• **JOB**: Report only how many lines hold the word "JSON".

Records that describe figures:
- - - -

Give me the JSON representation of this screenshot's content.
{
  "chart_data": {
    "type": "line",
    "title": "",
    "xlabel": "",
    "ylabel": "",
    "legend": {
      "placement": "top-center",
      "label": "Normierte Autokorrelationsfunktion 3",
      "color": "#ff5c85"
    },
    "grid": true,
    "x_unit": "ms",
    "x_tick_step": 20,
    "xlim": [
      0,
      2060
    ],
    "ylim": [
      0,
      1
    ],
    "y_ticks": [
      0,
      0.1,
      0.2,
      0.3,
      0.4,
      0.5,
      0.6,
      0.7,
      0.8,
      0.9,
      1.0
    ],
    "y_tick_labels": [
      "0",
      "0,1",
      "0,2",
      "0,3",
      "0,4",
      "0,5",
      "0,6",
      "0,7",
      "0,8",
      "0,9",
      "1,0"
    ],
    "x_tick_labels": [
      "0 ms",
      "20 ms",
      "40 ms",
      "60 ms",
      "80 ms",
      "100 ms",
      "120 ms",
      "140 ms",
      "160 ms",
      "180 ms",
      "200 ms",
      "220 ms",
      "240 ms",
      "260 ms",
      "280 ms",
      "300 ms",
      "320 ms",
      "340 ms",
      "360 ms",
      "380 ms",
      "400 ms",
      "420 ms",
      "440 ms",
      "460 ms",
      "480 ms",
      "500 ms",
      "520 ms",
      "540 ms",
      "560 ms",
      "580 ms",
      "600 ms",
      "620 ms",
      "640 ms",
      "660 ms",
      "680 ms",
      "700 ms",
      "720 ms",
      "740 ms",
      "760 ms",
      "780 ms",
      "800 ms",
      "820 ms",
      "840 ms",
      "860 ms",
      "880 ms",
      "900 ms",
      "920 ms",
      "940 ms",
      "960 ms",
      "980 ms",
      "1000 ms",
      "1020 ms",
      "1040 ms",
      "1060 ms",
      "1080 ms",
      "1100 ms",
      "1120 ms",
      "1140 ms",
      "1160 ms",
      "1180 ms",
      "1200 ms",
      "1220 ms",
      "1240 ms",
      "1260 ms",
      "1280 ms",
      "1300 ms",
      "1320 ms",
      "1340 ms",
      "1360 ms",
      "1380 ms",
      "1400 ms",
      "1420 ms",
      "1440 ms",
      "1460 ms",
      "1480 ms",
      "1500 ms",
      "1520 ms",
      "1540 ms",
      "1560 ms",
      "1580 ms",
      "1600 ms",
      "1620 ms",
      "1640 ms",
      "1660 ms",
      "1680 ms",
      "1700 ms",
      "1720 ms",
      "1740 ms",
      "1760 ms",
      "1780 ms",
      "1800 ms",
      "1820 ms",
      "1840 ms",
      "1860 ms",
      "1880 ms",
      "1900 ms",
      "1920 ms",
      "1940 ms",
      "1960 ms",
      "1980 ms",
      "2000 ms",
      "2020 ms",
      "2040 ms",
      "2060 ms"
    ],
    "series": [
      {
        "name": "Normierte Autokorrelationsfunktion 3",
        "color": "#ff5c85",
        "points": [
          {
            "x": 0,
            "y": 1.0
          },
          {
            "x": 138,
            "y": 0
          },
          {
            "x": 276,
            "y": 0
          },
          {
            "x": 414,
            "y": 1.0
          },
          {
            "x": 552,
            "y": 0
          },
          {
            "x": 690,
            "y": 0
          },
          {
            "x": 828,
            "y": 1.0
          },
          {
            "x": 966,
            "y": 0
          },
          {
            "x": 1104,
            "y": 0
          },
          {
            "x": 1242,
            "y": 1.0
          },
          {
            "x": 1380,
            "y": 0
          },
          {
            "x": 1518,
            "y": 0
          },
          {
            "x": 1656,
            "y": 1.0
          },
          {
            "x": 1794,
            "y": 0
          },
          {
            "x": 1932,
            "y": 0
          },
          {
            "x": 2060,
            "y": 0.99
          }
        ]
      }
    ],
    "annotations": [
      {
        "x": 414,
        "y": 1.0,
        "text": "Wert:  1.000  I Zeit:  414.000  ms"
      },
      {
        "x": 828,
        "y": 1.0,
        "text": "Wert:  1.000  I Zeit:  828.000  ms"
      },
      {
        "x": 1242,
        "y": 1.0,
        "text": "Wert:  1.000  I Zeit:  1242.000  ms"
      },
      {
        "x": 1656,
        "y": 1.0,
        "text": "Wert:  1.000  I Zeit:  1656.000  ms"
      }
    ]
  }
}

- - - -

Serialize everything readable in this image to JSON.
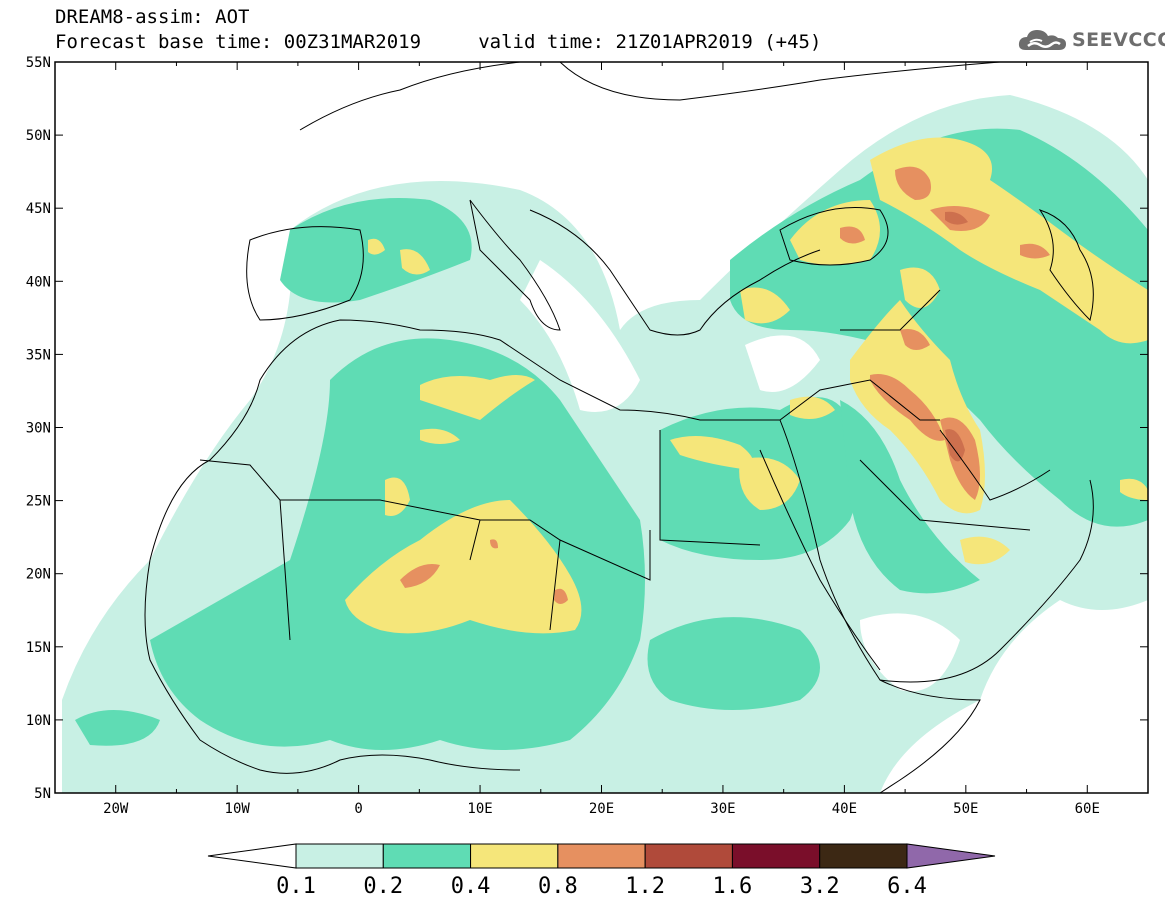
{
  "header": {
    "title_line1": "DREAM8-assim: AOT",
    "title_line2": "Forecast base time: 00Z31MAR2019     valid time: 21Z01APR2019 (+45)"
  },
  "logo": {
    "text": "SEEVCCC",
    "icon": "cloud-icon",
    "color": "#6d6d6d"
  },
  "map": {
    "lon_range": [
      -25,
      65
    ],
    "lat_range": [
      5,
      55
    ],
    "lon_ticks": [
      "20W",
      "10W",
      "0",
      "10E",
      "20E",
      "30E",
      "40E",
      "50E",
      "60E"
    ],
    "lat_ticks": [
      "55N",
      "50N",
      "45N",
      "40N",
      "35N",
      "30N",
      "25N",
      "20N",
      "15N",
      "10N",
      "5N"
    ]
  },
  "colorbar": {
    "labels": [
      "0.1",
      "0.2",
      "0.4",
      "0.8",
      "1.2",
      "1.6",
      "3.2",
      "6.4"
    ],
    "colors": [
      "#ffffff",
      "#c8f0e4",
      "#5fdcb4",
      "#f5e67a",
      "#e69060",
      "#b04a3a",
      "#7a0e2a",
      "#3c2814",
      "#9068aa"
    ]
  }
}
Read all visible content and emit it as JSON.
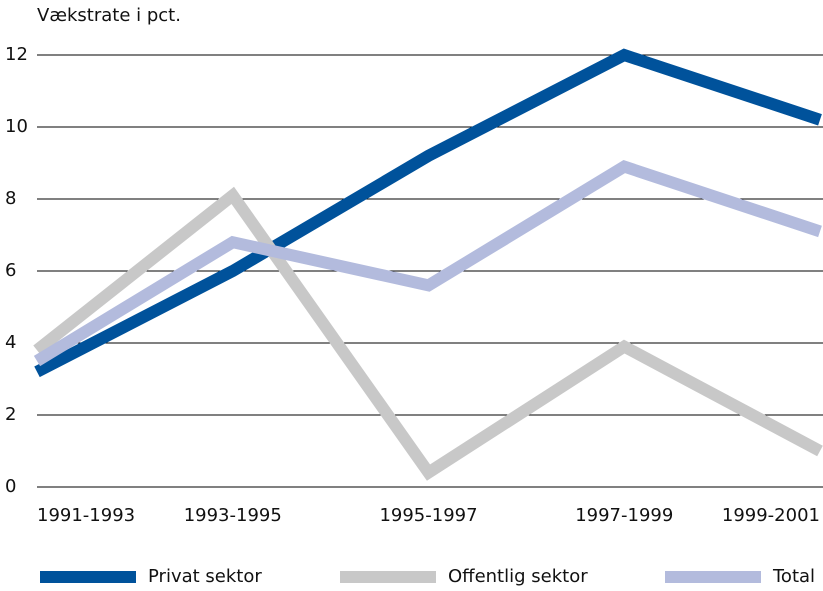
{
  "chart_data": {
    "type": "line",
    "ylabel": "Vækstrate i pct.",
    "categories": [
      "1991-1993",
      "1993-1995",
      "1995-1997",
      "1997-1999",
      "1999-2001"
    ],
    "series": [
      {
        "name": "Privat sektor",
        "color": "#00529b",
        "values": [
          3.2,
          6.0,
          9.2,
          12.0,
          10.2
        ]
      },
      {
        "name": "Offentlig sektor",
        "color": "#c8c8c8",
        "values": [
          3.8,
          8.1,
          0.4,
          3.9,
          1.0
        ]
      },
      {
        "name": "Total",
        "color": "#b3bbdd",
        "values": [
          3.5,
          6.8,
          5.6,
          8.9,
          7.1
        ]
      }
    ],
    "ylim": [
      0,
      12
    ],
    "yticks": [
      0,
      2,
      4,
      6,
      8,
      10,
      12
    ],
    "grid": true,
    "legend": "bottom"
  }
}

- - - -

• **RESPONSE TO THIS TASK**: 3